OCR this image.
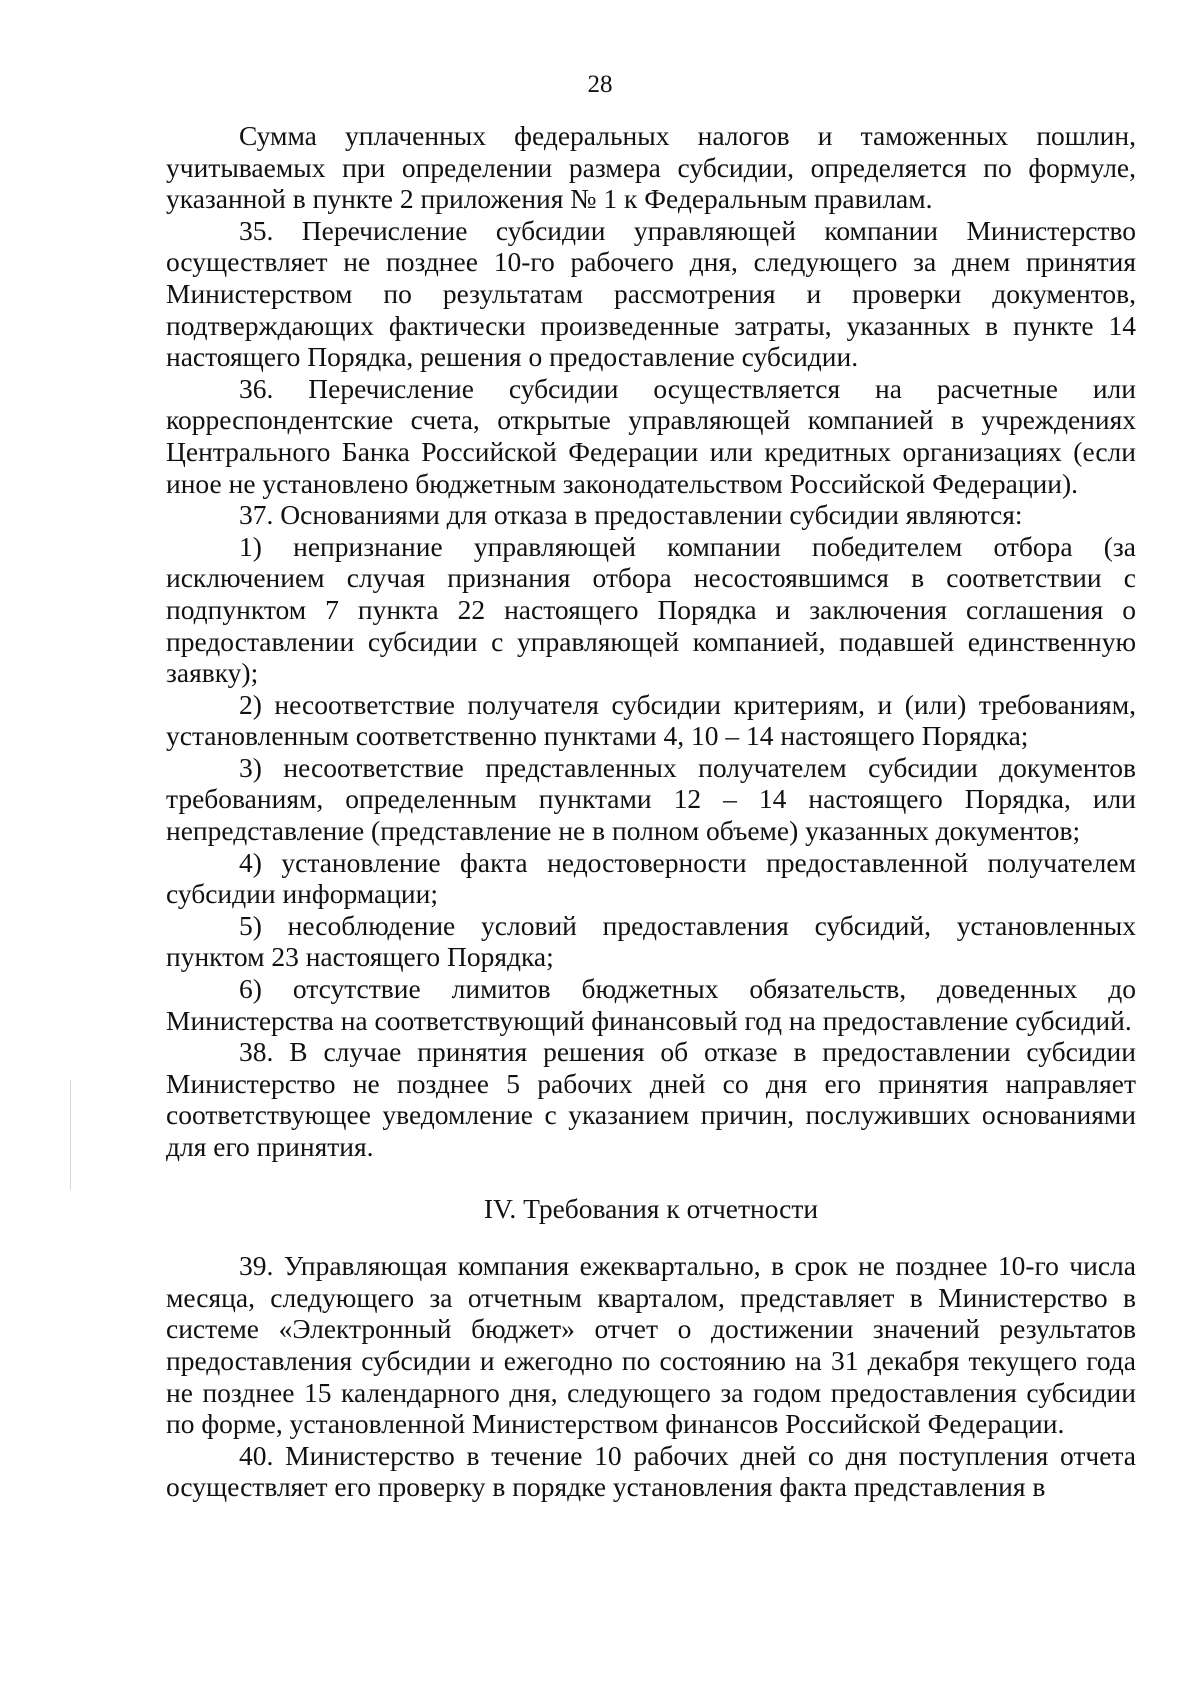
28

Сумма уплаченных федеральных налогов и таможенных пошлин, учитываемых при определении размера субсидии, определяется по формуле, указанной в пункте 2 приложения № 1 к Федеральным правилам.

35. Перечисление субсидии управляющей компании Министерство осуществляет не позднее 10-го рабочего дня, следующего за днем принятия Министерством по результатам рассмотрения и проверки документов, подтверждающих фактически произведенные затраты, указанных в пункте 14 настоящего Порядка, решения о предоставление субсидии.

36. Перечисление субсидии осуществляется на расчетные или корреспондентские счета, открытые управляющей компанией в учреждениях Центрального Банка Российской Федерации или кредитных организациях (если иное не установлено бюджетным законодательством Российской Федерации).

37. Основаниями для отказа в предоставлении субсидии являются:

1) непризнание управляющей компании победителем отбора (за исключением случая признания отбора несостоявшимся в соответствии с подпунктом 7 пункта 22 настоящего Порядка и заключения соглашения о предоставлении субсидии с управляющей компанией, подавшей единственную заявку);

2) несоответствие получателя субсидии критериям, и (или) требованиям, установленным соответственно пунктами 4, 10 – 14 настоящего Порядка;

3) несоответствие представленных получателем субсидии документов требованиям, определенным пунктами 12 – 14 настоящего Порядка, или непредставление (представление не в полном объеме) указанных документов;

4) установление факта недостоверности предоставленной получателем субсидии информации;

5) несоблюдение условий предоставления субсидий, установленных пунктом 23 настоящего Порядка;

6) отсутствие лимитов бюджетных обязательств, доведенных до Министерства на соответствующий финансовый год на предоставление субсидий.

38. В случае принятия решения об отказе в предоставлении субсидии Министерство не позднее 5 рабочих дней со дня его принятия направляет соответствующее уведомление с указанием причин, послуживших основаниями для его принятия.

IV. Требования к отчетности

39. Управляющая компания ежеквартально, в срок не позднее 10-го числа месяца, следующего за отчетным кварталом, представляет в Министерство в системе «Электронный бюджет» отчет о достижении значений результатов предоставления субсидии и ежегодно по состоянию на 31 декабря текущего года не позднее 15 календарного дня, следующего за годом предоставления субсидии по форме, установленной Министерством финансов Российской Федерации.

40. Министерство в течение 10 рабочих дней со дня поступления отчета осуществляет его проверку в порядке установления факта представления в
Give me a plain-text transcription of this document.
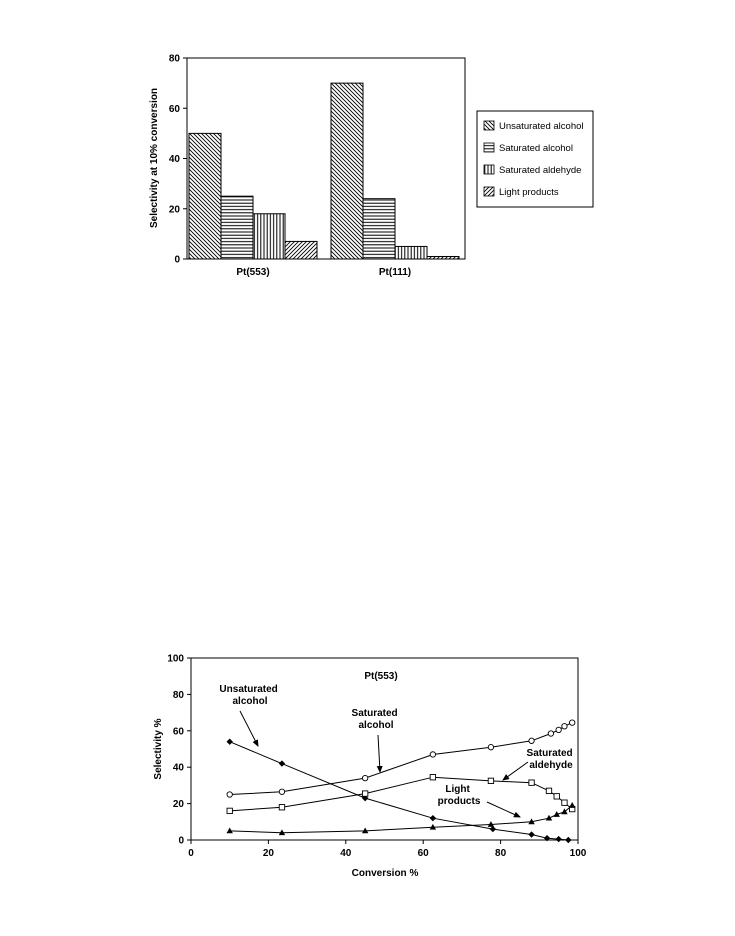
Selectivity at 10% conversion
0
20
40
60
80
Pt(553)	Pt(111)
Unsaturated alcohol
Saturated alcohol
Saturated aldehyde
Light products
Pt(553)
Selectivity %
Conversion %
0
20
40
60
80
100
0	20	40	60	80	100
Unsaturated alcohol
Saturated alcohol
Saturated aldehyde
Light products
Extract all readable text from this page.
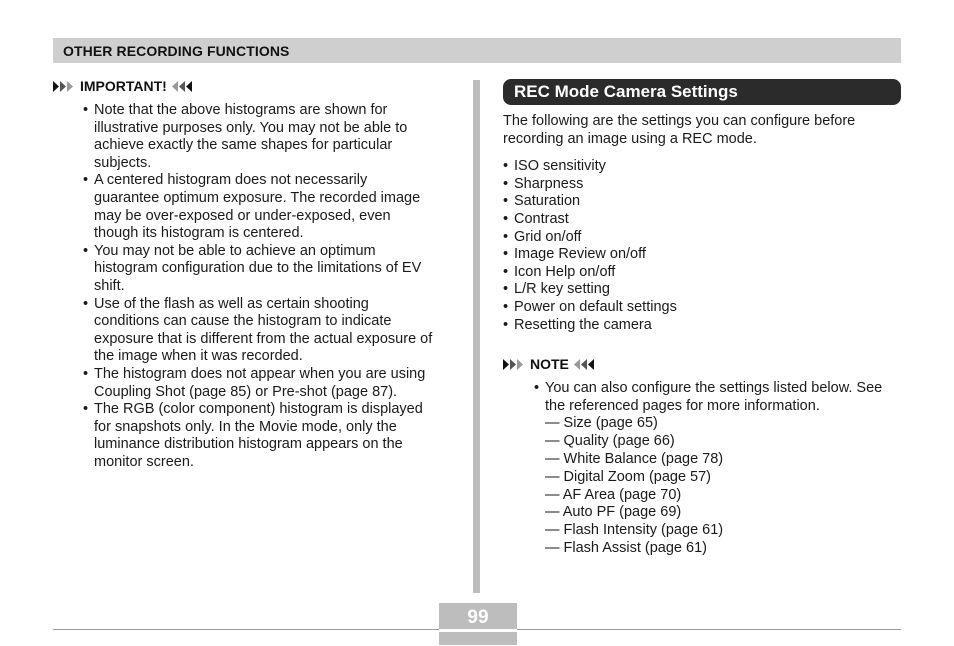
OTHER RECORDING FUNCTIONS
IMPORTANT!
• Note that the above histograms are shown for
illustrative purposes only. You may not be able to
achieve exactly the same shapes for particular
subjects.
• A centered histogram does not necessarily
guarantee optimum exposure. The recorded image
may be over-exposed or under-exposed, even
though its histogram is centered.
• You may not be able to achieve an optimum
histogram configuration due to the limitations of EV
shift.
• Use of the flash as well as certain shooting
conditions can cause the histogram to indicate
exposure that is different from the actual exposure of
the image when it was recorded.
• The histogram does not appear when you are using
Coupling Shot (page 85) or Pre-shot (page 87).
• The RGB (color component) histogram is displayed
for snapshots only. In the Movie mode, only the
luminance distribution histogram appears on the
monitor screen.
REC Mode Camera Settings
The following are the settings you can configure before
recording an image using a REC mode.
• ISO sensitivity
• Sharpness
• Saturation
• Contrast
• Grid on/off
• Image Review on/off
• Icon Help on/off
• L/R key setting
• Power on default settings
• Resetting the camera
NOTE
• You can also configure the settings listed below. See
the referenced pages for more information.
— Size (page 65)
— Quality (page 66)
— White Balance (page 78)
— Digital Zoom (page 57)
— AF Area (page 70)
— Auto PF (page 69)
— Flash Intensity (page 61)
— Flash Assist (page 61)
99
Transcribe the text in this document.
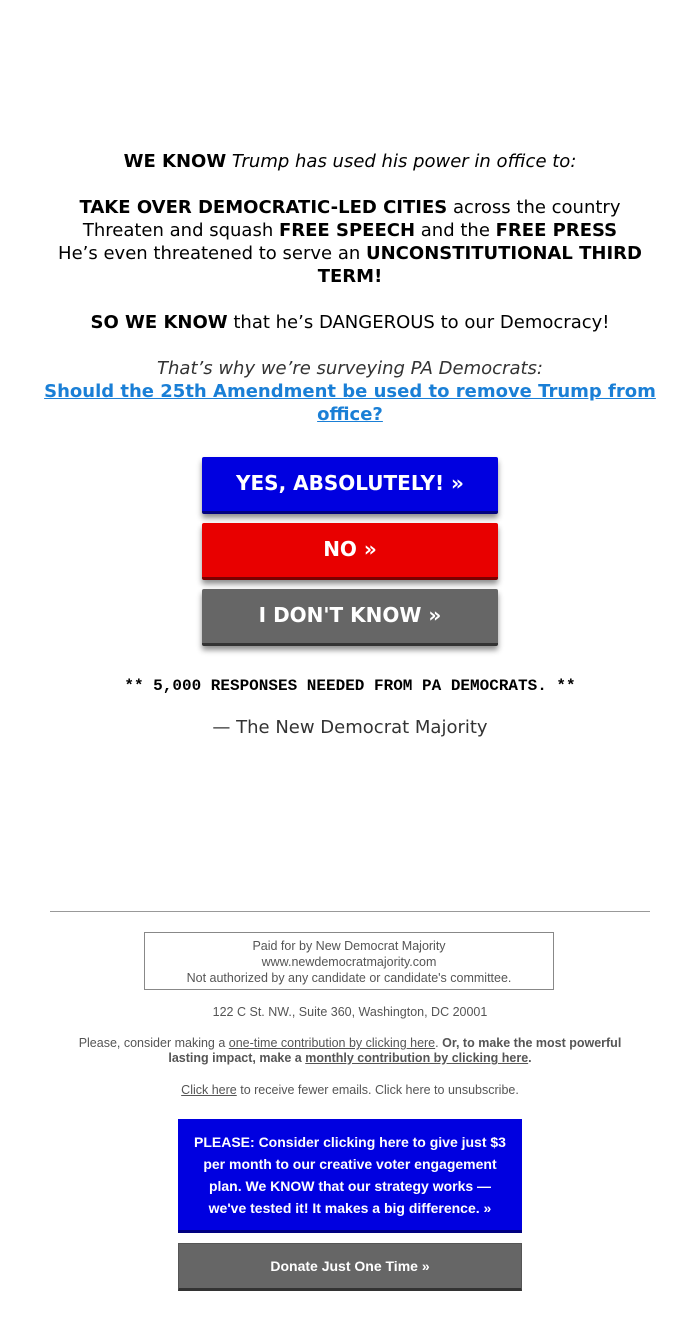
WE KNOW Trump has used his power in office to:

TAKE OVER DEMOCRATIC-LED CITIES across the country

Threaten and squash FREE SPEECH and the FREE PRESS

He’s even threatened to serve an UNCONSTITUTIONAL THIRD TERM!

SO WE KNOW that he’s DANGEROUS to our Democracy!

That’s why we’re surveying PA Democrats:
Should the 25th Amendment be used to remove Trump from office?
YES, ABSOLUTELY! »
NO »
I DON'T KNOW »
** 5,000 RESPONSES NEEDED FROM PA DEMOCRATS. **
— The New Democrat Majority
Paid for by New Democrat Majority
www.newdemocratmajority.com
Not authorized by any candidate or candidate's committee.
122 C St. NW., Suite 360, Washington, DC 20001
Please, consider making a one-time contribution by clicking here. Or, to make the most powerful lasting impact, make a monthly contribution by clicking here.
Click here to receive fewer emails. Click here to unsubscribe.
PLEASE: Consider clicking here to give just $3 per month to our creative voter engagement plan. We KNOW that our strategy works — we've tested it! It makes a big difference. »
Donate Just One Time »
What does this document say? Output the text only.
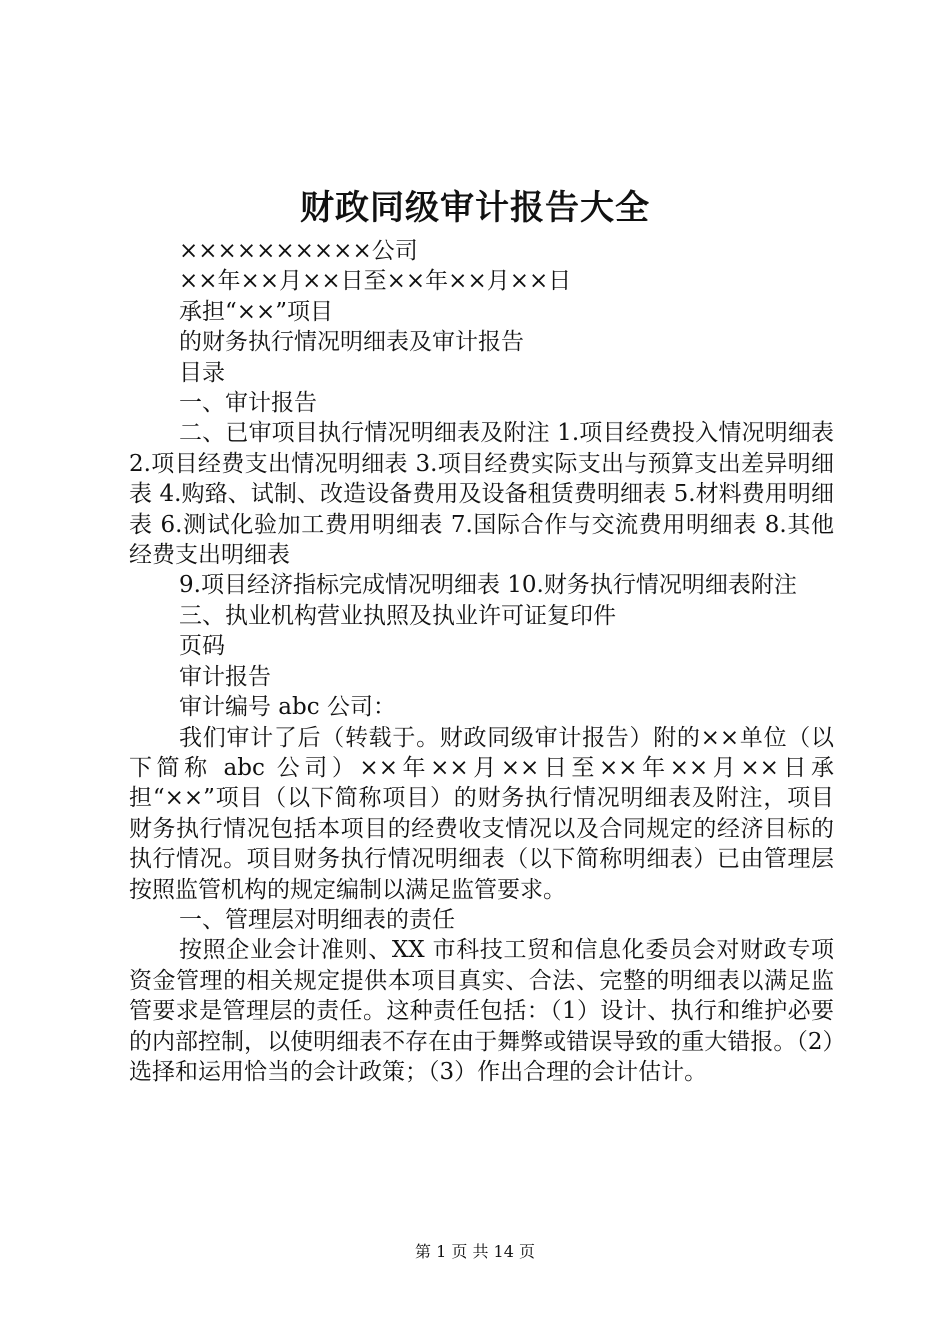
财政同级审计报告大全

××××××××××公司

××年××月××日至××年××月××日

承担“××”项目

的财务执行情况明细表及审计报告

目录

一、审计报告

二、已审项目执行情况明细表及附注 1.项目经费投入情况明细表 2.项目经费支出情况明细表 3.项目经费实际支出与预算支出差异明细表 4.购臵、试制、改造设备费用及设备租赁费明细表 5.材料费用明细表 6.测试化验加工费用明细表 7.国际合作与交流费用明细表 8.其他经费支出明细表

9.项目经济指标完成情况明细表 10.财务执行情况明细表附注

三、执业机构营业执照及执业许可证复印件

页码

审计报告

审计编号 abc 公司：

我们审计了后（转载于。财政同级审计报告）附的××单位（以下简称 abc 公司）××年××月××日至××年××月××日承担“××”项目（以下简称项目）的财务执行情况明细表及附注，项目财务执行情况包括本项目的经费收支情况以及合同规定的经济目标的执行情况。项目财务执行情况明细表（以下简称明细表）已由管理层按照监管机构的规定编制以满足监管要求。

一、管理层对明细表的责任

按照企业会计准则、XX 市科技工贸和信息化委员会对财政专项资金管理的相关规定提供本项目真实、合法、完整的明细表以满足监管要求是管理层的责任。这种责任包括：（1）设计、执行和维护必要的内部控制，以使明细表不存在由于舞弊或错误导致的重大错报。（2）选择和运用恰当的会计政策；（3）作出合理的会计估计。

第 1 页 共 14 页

Task prompt: Using the data above, print every line exactly, omitting pictures.

Output of the exercise:
OCR this image.
28

Сумма уплаченных федеральных налогов и таможенных пошлин, учитываемых при определении размера субсидии, определяется по формуле, указанной в пункте 2 приложения № 1 к Федеральным правилам.

35. Перечисление субсидии управляющей компании Министерство осуществляет не позднее 10-го рабочего дня, следующего за днем принятия Министерством по результатам рассмотрения и проверки документов, подтверждающих фактически произведенные затраты, указанных в пункте 14 настоящего Порядка, решения о предоставление субсидии.

36. Перечисление субсидии осуществляется на расчетные или корреспондентские счета, открытые управляющей компанией в учреждениях Центрального Банка Российской Федерации или кредитных организациях (если иное не установлено бюджетным законодательством Российской Федерации).

37. Основаниями для отказа в предоставлении субсидии являются:

1) непризнание управляющей компании победителем отбора (за исключением случая признания отбора несостоявшимся в соответствии с подпунктом 7 пункта 22 настоящего Порядка и заключения соглашения о предоставлении субсидии с управляющей компанией, подавшей единственную заявку);

2) несоответствие получателя субсидии критериям, и (или) требованиям, установленным соответственно пунктами 4, 10 – 14 настоящего Порядка;

3) несоответствие представленных получателем субсидии документов требованиям, определенным пунктами 12 – 14 настоящего Порядка, или непредставление (представление не в полном объеме) указанных документов;

4) установление факта недостоверности предоставленной получателем субсидии информации;

5) несоблюдение условий предоставления субсидий, установленных пунктом 23 настоящего Порядка;

6) отсутствие лимитов бюджетных обязательств, доведенных до Министерства на соответствующий финансовый год на предоставление субсидий.

38. В случае принятия решения об отказе в предоставлении субсидии Министерство не позднее 5 рабочих дней со дня его принятия направляет соответствующее уведомление с указанием причин, послуживших основаниями для его принятия.

IV. Требования к отчетности

39. Управляющая компания ежеквартально, в срок не позднее 10-го числа месяца, следующего за отчетным кварталом, представляет в Министерство в системе «Электронный бюджет» отчет о достижении значений результатов предоставления субсидии и ежегодно по состоянию на 31 декабря текущего года не позднее 15 календарного дня, следующего за годом предоставления субсидии по форме, установленной Министерством финансов Российской Федерации.

40. Министерство в течение 10 рабочих дней со дня поступления отчета осуществляет его проверку в порядке установления факта представления в
Give me a plain-text transcription of this document.
Selectivity at 10% conversion
0
20
40
60
80
Pt(553)	Pt(111)
Unsaturated alcohol
Saturated alcohol
Saturated aldehyde
Light products
Pt(553)
Selectivity %
Conversion %
0
20
40
60
80
100
0	20	40	60	80	100
Unsaturated alcohol
Saturated alcohol
Saturated aldehyde
Light products
Extract all readable text from this page.
OTHER RECORDING FUNCTIONS
IMPORTANT!
• Note that the above histograms are shown for
illustrative purposes only. You may not be able to
achieve exactly the same shapes for particular
subjects.
• A centered histogram does not necessarily
guarantee optimum exposure. The recorded image
may be over-exposed or under-exposed, even
though its histogram is centered.
• You may not be able to achieve an optimum
histogram configuration due to the limitations of EV
shift.
• Use of the flash as well as certain shooting
conditions can cause the histogram to indicate
exposure that is different from the actual exposure of
the image when it was recorded.
• The histogram does not appear when you are using
Coupling Shot (page 85) or Pre-shot (page 87).
• The RGB (color component) histogram is displayed
for snapshots only. In the Movie mode, only the
luminance distribution histogram appears on the
monitor screen.
REC Mode Camera Settings
The following are the settings you can configure before
recording an image using a REC mode.
• ISO sensitivity
• Sharpness
• Saturation
• Contrast
• Grid on/off
• Image Review on/off
• Icon Help on/off
• L/R key setting
• Power on default settings
• Resetting the camera
NOTE
• You can also configure the settings listed below. See
the referenced pages for more information.
— Size (page 65)
— Quality (page 66)
— White Balance (page 78)
— Digital Zoom (page 57)
— AF Area (page 70)
— Auto PF (page 69)
— Flash Intensity (page 61)
— Flash Assist (page 61)
99
Transcribe the text in this document.
WE KNOW Trump has used his power in office to:

TAKE OVER DEMOCRATIC-LED CITIES across the country

Threaten and squash FREE SPEECH and the FREE PRESS

He’s even threatened to serve an UNCONSTITUTIONAL THIRD TERM!

SO WE KNOW that he’s DANGEROUS to our Democracy!

That’s why we’re surveying PA Democrats:
Should the 25th Amendment be used to remove Trump from office?
YES, ABSOLUTELY! »
NO »
I DON'T KNOW »
** 5,000 RESPONSES NEEDED FROM PA DEMOCRATS. **
— The New Democrat Majority
Paid for by New Democrat Majority
www.newdemocratmajority.com
Not authorized by any candidate or candidate's committee.
122 C St. NW., Suite 360, Washington, DC 20001
Please, consider making a one-time contribution by clicking here. Or, to make the most powerful lasting impact, make a monthly contribution by clicking here.
Click here to receive fewer emails. Click here to unsubscribe.
PLEASE: Consider clicking here to give just $3 per month to our creative voter engagement plan. We KNOW that our strategy works — we've tested it! It makes a big difference. »
Donate Just One Time »
What does this document say? Output the text only.
财政同级审计报告大全

××××××××××公司

××年××月××日至××年××月××日

承担“××”项目

的财务执行情况明细表及审计报告

目录

一、审计报告

二、已审项目执行情况明细表及附注 1.项目经费投入情况明细表 2.项目经费支出情况明细表 3.项目经费实际支出与预算支出差异明细表 4.购臵、试制、改造设备费用及设备租赁费明细表 5.材料费用明细表 6.测试化验加工费用明细表 7.国际合作与交流费用明细表 8.其他经费支出明细表

9.项目经济指标完成情况明细表 10.财务执行情况明细表附注

三、执业机构营业执照及执业许可证复印件

页码

审计报告

审计编号 abc 公司：

我们审计了后（转载于。财政同级审计报告）附的××单位（以下简称 abc 公司）××年××月××日至××年××月××日承担“××”项目（以下简称项目）的财务执行情况明细表及附注，项目财务执行情况包括本项目的经费收支情况以及合同规定的经济目标的执行情况。项目财务执行情况明细表（以下简称明细表）已由管理层按照监管机构的规定编制以满足监管要求。

一、管理层对明细表的责任

按照企业会计准则、XX 市科技工贸和信息化委员会对财政专项资金管理的相关规定提供本项目真实、合法、完整的明细表以满足监管要求是管理层的责任。这种责任包括：（1）设计、执行和维护必要的内部控制，以使明细表不存在由于舞弊或错误导致的重大错报。（2）选择和运用恰当的会计政策；（3）作出合理的会计估计。

第 1 页 共 14 页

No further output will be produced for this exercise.